> _GOAL OF THE EXERCISE_: In the insulin infusion study summary below, what are the secondary efficacy parameters?
(Beginning of SELECTED TEXT)
Insulin Infusion and Infectious Diabetic Foot Ulcers (IIIFU)

NCT00700362 · Status: WITHDRAWN · Type: OBSERVATIONAL

Last updated 2020-10-05

No results posted yet for this study

Summary

Normoglycemia is important for the outcome of surgical and medical conditions. Insulin infusions have been studied to achieve normoglycemia during these circumstances and have proved to be useful. Insulin given by subcutaneous injections has longer duration compared to intravenous given insulin which makes it more difficult to control. The hypothesis behind the trial is the concept that insulin infusion is more effective in reaching normoglycemia in diabetic subjects during foot ulcer infection and surgical wound infection.

* The study evaluates a target controlled insulin infusion or conventional therapy as antidiabetic treatment during foot ulcer infection and surgical wound infection.
* Secondary efficacy parameter will be hospital stay, laboratories for inflammation and oxidative stress.
(End of SELECTED TEXT)
(Beginning of PROVIDED RECORDS)
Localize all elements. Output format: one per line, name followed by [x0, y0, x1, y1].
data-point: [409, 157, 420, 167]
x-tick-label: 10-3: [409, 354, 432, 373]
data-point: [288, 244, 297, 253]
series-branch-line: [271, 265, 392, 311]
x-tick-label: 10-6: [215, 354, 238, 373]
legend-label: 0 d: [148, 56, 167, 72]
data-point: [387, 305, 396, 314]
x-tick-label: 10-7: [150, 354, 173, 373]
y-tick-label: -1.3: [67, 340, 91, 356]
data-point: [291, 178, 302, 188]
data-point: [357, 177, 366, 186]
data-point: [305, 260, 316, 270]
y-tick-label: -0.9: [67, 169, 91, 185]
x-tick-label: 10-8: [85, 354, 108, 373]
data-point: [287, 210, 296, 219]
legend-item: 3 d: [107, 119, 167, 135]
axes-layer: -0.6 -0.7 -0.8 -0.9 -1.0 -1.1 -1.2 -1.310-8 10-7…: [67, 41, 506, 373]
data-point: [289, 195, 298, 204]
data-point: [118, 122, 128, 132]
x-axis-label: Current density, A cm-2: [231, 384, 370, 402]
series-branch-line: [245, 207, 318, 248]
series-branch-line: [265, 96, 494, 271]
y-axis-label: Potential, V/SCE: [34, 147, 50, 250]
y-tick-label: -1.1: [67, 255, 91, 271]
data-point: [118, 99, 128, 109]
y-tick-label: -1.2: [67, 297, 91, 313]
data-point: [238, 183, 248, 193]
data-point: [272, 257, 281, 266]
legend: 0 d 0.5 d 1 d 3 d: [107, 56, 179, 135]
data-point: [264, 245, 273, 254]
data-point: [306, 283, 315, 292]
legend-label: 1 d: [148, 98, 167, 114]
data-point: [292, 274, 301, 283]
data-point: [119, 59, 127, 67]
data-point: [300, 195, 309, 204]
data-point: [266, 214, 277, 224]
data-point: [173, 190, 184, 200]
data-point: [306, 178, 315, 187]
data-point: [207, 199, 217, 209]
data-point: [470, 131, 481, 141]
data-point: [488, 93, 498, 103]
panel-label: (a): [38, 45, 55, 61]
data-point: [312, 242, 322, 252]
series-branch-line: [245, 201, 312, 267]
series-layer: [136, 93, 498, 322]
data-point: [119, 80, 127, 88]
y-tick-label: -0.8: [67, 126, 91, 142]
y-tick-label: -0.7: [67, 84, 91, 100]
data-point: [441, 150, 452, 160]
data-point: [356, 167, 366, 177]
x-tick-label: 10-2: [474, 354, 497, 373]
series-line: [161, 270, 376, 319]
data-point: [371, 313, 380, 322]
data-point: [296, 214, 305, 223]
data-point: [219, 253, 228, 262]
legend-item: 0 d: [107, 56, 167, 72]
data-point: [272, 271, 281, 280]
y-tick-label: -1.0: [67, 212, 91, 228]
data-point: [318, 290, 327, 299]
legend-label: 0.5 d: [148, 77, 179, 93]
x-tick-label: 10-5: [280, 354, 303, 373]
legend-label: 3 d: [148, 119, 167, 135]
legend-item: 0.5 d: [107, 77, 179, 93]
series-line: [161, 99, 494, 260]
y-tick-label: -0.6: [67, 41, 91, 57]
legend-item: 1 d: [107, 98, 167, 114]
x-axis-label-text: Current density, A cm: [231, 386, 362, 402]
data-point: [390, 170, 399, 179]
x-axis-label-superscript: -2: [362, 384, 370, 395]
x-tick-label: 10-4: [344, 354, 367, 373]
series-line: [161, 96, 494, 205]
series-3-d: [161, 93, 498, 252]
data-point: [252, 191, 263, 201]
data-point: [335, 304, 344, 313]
(End of PROVIDED RECORDS)
> _EXERCISE SOLUTION_: Hospital stay, and laboratories for inflammation and oxidative stress.